(Data records)
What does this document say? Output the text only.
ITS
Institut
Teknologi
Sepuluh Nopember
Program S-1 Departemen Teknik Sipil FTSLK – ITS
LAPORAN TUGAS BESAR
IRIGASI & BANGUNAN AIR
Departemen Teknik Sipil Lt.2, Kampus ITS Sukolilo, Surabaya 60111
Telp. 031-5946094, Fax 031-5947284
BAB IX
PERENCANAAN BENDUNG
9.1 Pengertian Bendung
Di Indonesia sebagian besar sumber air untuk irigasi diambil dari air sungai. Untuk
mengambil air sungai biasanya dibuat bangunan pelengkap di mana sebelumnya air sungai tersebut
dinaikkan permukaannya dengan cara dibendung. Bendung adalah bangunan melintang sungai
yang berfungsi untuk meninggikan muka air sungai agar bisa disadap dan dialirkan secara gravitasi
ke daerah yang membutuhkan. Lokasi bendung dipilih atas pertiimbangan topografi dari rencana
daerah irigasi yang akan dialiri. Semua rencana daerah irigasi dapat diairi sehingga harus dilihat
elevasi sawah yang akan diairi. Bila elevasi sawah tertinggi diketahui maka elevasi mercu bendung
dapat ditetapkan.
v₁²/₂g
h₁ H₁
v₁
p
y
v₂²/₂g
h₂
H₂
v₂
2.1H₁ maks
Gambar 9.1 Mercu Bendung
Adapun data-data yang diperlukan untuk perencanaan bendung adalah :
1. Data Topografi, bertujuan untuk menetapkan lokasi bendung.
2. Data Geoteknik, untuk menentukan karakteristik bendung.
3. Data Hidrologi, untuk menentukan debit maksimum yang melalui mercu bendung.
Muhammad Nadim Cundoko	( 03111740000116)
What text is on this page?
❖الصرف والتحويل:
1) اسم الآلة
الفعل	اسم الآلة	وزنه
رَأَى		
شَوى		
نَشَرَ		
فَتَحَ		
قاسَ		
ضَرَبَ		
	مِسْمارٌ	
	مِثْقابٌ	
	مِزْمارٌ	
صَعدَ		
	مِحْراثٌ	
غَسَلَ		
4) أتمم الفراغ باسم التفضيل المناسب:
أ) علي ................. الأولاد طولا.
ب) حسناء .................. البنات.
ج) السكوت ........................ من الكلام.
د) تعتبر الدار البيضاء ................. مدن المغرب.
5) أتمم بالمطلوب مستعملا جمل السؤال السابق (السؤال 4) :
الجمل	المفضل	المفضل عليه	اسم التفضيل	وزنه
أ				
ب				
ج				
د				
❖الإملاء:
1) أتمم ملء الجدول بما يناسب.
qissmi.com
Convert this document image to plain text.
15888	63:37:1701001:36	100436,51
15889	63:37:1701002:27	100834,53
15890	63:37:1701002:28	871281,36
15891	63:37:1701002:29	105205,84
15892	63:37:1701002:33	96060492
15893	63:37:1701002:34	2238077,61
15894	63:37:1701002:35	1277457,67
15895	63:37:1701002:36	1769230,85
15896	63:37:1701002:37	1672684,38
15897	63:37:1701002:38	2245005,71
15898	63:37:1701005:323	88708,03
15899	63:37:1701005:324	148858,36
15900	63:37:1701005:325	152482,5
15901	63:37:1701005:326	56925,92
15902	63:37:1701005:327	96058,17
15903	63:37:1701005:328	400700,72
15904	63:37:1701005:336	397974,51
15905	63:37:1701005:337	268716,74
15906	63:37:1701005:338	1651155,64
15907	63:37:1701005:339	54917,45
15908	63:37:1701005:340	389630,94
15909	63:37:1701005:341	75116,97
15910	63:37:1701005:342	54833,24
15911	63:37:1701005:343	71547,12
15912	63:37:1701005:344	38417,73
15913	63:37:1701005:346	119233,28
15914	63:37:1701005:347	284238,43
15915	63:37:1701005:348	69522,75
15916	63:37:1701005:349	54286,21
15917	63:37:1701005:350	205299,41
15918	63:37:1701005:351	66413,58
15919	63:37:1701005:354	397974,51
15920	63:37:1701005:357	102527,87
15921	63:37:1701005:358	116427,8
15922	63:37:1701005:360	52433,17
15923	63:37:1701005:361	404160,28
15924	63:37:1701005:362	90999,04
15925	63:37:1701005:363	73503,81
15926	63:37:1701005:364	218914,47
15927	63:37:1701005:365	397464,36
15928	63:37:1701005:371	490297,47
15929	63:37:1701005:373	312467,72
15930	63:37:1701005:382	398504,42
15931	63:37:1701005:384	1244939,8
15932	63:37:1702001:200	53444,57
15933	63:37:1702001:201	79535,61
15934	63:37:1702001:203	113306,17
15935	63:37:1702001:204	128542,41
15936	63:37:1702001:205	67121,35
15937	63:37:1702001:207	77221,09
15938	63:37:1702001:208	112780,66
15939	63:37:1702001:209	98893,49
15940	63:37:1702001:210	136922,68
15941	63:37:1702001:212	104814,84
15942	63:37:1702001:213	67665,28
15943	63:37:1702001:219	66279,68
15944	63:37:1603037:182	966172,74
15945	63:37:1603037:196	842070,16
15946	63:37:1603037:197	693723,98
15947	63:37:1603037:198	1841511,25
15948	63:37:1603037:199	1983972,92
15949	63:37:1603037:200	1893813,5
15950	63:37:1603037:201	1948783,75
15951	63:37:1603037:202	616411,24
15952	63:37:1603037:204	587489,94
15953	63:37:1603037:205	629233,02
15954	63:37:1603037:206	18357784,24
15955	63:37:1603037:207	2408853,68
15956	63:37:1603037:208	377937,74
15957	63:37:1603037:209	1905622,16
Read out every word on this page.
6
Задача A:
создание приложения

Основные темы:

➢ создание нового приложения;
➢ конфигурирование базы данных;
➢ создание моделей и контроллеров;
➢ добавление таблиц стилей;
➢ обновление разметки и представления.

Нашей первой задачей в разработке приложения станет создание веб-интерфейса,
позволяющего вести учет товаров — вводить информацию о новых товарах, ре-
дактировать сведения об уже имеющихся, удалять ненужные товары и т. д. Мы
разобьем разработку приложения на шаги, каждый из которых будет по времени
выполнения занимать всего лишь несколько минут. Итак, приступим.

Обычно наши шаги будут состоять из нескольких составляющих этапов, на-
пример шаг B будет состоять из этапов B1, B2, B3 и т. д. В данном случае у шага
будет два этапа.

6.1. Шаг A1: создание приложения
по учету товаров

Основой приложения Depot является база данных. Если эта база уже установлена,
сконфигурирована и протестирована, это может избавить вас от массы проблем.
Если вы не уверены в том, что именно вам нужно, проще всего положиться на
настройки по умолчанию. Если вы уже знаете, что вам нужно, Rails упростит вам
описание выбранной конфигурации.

Requirement
Make an exact copy of every line from the one with "Read out every word on this page." to the end of the data, with the first and last of those lines included.

Result for this task
Read out every word on this page.
6
Задача A:
создание приложения

Основные темы:

➢ создание нового приложения;
➢ конфигурирование базы данных;
➢ создание моделей и контроллеров;
➢ добавление таблиц стилей;
➢ обновление разметки и представления.

Нашей первой задачей в разработке приложения станет создание веб-интерфейса,
позволяющего вести учет товаров — вводить информацию о новых товарах, ре-
дактировать сведения об уже имеющихся, удалять ненужные товары и т. д. Мы
разобьем разработку приложения на шаги, каждый из которых будет по времени
выполнения занимать всего лишь несколько минут. Итак, приступим.

Обычно наши шаги будут состоять из нескольких составляющих этапов, на-
пример шаг B будет состоять из этапов B1, B2, B3 и т. д. В данном случае у шага
будет два этапа.

6.1. Шаг A1: создание приложения
по учету товаров

Основой приложения Depot является база данных. Если эта база уже установлена,
сконфигурирована и протестирована, это может избавить вас от массы проблем.
Если вы не уверены в том, что именно вам нужно, проще всего положиться на
настройки по умолчанию. Если вы уже знаете, что вам нужно, Rails упростит вам
описание выбранной конфигурации.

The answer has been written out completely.